Data entries -
* * * * * * * * *

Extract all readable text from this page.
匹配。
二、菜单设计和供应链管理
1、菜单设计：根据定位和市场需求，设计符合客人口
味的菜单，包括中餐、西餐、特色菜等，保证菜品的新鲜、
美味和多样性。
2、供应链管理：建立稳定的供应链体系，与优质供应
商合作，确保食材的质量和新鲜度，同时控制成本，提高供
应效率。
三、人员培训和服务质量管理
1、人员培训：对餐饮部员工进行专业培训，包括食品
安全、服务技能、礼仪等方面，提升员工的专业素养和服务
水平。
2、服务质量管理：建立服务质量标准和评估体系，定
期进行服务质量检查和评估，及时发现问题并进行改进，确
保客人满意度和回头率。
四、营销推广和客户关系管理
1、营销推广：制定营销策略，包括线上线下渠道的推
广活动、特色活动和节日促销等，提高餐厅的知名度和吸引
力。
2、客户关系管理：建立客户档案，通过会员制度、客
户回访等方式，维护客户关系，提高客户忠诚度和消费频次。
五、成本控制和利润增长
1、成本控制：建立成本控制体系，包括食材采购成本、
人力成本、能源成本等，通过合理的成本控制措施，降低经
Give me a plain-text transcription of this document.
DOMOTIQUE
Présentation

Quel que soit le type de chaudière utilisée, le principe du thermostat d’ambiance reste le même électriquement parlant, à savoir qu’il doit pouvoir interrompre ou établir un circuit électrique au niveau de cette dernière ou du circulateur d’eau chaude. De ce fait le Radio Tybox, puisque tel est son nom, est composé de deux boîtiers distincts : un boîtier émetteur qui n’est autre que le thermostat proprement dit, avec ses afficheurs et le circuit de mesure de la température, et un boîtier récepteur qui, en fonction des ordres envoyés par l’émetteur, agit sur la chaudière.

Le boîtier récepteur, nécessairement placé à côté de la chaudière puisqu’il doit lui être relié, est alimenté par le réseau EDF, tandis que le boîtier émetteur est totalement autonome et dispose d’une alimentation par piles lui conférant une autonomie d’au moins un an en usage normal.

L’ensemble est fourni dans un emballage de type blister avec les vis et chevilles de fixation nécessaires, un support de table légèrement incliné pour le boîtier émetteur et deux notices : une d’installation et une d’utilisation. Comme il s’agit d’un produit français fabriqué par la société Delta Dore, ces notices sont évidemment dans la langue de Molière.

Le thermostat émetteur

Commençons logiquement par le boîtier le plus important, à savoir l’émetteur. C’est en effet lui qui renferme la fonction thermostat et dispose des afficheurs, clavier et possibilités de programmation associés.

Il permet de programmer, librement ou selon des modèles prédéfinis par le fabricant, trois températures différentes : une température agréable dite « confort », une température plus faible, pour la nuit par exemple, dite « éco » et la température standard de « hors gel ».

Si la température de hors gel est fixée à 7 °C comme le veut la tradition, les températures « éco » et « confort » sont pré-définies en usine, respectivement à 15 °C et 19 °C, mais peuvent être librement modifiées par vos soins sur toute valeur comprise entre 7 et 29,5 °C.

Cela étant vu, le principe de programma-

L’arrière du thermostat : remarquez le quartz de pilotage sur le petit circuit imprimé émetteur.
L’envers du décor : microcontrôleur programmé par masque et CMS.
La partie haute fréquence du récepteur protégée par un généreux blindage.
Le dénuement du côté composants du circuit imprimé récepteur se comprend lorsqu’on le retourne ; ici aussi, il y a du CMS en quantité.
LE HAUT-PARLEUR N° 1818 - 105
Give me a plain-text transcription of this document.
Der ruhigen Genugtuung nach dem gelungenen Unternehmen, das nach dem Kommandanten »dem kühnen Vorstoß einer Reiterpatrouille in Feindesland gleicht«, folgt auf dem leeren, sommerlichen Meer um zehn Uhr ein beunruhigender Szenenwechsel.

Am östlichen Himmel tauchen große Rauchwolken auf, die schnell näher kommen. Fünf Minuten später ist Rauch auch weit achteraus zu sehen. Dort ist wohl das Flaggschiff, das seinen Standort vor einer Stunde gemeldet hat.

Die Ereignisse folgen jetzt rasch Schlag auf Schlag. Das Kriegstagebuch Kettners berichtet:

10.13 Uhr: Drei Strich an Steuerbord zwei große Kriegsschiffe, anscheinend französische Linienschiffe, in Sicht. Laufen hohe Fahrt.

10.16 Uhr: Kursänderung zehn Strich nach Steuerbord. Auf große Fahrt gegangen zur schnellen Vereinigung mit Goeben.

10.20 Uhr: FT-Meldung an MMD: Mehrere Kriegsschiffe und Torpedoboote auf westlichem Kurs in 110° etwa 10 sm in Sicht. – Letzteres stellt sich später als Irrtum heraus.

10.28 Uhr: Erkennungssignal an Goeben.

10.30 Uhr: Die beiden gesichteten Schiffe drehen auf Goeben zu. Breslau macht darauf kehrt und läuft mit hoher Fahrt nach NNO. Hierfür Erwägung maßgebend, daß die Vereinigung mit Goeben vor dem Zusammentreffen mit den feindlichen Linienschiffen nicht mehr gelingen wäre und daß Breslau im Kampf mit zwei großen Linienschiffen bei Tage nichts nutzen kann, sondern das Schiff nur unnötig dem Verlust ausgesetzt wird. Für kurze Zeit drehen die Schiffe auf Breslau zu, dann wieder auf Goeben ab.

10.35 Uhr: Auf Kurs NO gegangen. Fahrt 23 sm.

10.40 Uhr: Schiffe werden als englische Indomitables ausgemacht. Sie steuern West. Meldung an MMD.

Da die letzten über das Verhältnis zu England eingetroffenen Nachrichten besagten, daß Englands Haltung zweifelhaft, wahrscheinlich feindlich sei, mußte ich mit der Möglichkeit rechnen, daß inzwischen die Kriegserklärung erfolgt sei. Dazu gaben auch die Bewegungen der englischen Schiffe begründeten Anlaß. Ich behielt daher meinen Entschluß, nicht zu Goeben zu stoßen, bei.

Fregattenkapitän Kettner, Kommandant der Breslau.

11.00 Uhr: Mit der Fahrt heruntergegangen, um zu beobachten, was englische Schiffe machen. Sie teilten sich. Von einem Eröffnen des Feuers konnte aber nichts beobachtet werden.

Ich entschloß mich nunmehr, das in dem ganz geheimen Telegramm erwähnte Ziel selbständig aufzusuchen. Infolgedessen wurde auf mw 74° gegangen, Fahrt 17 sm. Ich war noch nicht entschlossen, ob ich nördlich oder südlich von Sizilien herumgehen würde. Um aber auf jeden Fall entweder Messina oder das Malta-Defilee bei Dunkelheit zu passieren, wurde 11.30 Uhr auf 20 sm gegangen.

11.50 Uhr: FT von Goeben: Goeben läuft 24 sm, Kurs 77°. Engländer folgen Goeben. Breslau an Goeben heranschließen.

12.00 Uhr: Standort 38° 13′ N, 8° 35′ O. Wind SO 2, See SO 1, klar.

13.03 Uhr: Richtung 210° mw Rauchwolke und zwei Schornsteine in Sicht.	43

* * * * * * * * *

TASK GOAL - Look through the entries above; copy each line where the string "librement" appears.

RESPONSE TO THE TASK -
Il permet de programmer, librement ou selon des modèles prédéfinis par le fabricant, trois températures différentes : une température agréable dite « confort », une température plus faible, pour la nuit par exemple, dite « éco » et la température standard de « hors gel ».
Si la température de hors gel est fixée à 7 °C comme le veut la tradition, les températures « éco » et « confort » sont pré-définies en usine, respectivement à 15 °C et 19 °C, mais peuvent être librement modifiées par vos soins sur toute valeur comprise entre 7 et 29,5 °C.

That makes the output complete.